- **WHAT THE EXERCISE ASKS**
From the listing below, pick out each line with the word "this".

[Stored data]

* * *

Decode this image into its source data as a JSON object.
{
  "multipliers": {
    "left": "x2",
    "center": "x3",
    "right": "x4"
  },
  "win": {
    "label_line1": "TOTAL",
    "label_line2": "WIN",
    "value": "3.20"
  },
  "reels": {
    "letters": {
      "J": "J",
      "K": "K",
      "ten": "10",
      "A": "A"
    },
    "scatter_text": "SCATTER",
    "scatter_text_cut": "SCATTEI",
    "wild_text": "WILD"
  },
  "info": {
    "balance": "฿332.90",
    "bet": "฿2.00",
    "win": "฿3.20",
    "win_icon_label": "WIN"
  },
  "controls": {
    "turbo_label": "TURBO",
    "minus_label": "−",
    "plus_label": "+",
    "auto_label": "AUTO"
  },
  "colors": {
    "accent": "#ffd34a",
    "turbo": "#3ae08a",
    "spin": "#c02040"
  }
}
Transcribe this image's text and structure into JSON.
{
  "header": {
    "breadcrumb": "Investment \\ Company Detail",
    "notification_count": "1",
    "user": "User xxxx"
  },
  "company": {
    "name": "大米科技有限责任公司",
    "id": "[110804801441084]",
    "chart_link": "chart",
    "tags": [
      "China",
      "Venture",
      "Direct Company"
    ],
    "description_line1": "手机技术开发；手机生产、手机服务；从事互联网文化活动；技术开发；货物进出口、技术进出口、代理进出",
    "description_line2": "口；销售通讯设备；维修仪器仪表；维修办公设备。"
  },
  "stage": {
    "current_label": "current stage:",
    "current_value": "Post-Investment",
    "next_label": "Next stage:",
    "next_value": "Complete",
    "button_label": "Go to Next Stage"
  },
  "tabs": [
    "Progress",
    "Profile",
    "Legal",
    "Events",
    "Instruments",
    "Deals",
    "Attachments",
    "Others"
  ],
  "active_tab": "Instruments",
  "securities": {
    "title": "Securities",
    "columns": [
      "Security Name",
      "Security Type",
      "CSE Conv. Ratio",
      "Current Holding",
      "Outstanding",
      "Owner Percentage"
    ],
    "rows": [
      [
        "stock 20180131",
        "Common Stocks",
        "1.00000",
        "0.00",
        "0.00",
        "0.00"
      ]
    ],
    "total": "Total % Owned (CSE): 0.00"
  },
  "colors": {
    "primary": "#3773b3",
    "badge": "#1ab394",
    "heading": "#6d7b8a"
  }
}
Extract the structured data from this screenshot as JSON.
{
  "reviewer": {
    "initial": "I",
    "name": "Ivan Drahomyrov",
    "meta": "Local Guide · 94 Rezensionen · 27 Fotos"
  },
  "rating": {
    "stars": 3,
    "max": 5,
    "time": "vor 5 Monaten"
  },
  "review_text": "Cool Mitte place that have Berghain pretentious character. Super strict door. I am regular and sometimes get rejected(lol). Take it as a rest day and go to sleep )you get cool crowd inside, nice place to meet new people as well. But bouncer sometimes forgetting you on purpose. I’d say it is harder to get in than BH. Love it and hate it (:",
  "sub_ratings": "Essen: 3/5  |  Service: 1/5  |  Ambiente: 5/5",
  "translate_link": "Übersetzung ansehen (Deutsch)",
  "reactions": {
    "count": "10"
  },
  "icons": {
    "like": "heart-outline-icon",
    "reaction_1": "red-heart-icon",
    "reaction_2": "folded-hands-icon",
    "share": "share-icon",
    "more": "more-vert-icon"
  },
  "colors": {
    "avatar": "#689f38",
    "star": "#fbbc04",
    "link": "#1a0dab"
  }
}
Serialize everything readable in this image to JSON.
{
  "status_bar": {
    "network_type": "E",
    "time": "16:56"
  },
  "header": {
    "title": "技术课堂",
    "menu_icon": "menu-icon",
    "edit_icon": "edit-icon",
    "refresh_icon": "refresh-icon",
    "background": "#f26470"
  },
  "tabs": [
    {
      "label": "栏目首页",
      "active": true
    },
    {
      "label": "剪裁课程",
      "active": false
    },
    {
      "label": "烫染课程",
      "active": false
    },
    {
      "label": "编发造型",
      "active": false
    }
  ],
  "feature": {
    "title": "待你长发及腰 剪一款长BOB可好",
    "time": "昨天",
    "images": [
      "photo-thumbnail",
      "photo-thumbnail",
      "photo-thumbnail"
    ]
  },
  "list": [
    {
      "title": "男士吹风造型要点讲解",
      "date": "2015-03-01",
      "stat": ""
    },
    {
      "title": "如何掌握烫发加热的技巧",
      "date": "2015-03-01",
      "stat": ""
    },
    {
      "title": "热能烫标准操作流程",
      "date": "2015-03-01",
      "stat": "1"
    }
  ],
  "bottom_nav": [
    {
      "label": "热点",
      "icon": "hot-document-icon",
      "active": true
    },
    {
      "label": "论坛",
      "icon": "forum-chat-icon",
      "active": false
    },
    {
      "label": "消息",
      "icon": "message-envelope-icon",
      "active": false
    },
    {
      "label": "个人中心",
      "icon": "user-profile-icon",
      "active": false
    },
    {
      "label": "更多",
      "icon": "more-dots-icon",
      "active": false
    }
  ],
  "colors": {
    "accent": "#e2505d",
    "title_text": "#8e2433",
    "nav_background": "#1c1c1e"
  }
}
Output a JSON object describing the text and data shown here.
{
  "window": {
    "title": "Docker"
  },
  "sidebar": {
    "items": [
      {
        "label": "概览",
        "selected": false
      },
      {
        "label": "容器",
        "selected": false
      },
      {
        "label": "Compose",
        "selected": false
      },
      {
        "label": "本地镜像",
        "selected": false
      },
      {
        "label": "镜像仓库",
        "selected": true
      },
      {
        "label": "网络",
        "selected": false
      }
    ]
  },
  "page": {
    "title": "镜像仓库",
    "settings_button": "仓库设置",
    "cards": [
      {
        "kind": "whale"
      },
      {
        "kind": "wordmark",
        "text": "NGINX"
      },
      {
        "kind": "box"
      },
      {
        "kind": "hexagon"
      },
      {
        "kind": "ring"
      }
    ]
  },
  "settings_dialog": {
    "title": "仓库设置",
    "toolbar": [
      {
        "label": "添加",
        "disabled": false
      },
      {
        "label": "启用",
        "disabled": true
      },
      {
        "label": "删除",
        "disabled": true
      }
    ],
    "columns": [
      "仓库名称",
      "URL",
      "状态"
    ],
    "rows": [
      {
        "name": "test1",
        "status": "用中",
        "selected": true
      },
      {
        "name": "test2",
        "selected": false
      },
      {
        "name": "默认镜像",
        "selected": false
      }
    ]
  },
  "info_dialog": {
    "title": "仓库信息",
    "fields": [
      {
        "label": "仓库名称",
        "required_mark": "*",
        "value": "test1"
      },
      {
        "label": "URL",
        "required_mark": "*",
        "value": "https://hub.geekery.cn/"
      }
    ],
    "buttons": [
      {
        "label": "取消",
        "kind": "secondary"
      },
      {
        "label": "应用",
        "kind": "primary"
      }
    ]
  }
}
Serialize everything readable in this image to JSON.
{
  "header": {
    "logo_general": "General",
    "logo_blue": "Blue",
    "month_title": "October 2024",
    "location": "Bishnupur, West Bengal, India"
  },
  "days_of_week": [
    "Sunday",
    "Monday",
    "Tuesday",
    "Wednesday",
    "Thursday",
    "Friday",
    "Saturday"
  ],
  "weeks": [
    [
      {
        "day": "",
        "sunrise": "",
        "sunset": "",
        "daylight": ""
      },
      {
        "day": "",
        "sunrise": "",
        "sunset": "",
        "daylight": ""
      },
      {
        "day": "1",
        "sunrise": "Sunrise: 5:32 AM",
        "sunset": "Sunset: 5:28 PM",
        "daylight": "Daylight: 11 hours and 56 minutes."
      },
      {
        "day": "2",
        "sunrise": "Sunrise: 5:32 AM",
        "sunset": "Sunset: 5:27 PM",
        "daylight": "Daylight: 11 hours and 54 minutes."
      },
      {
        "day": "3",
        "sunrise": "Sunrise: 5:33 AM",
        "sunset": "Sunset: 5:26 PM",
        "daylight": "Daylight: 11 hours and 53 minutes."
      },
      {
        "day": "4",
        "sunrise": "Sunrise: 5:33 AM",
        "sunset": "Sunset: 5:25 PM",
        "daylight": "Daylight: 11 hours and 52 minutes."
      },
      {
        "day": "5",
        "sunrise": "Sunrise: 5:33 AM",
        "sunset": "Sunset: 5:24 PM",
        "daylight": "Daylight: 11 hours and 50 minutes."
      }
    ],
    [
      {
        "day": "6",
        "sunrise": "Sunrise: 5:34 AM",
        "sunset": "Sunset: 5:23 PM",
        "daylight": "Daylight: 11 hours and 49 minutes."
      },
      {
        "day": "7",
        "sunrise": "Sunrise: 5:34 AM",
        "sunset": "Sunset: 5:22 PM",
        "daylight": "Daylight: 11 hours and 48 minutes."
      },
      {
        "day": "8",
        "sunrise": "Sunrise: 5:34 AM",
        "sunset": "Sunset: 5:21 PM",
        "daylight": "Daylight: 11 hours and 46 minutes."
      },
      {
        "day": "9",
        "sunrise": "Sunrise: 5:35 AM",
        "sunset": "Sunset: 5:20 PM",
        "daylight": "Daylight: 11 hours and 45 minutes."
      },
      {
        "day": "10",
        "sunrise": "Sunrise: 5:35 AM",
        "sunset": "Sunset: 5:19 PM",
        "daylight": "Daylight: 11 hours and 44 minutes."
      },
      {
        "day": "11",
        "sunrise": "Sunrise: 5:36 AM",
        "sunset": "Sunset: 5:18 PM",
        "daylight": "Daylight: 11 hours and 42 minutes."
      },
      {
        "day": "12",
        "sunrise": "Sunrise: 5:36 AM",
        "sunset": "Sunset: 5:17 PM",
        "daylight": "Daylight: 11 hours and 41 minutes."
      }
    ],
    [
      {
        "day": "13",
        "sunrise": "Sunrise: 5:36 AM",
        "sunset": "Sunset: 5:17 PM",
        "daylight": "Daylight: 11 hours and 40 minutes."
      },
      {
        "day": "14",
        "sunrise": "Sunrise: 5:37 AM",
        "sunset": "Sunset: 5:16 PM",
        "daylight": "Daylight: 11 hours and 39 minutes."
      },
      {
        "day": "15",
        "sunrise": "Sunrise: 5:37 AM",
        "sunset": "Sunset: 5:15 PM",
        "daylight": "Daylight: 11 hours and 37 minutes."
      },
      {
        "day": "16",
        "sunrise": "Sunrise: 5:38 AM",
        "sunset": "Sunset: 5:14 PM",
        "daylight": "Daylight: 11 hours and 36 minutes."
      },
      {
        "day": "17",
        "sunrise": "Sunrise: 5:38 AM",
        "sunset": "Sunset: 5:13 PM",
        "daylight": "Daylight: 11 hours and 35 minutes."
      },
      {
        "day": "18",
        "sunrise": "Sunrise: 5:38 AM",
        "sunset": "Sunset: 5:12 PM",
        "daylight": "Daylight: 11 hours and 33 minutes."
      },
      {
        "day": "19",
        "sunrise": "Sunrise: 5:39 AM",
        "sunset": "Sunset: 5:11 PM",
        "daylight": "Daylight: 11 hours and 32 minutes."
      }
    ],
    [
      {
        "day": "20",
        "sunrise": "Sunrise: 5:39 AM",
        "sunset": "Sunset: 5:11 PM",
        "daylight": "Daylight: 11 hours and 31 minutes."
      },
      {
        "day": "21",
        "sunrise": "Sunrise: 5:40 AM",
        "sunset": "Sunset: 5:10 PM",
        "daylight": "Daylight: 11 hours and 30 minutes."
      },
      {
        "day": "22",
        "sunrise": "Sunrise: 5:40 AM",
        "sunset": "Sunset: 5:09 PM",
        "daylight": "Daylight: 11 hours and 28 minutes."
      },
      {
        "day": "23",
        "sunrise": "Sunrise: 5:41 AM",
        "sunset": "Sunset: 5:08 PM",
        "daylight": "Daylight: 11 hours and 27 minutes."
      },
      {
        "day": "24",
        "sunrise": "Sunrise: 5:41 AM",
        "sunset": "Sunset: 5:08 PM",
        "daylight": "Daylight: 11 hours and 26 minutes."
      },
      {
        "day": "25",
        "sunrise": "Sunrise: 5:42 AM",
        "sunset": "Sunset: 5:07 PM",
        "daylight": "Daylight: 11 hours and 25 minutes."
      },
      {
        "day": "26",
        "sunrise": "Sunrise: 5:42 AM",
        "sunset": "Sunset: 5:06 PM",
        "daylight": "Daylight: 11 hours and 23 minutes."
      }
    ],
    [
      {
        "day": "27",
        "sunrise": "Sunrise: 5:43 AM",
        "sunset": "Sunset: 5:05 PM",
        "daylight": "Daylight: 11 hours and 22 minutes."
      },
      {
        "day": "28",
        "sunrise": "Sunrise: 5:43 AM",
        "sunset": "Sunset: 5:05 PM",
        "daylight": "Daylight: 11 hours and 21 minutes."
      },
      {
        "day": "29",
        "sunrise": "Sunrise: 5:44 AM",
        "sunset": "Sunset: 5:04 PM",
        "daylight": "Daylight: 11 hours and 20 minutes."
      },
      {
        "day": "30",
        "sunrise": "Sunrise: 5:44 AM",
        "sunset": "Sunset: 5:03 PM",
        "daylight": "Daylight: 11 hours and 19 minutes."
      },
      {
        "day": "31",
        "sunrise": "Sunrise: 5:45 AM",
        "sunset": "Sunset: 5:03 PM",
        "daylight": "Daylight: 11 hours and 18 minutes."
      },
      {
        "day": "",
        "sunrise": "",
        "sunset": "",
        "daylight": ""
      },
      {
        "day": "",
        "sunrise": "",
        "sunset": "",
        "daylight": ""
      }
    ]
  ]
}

* * *

- **FULL RESPONSE**
Decode this image into its source data as a JSON object.
Transcribe this image's text and structure into JSON.
Extract the structured data from this screenshot as JSON.
Serialize everything readable in this image to JSON.
Serialize everything readable in this image to JSON.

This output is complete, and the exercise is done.